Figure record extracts
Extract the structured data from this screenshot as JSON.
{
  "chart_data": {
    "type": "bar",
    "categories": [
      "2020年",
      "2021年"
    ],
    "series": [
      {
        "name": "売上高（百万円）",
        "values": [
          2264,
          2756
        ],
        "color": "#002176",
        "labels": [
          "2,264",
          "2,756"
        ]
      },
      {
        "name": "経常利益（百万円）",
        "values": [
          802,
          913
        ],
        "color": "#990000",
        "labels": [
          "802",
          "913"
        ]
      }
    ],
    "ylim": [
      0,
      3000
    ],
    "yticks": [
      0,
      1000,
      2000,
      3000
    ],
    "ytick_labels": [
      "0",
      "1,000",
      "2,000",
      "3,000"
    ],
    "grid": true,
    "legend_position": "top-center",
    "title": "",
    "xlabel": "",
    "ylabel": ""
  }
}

EXERCISE DIRECTIONS: Give all the records again. Match them exactly.

RIGHT ANSWER:
Extract the structured data from this screenshot as JSON.
{
  "chart_data": {
    "type": "bar",
    "categories": [
      "2020年",
      "2021年"
    ],
    "series": [
      {
        "name": "売上高（百万円）",
        "values": [
          2264,
          2756
        ],
        "color": "#002176",
        "labels": [
          "2,264",
          "2,756"
        ]
      },
      {
        "name": "経常利益（百万円）",
        "values": [
          802,
          913
        ],
        "color": "#990000",
        "labels": [
          "802",
          "913"
        ]
      }
    ],
    "ylim": [
      0,
      3000
    ],
    "yticks": [
      0,
      1000,
      2000,
      3000
    ],
    "ytick_labels": [
      "0",
      "1,000",
      "2,000",
      "3,000"
    ],
    "grid": true,
    "legend_position": "top-center",
    "title": "",
    "xlabel": "",
    "ylabel": ""
  }
}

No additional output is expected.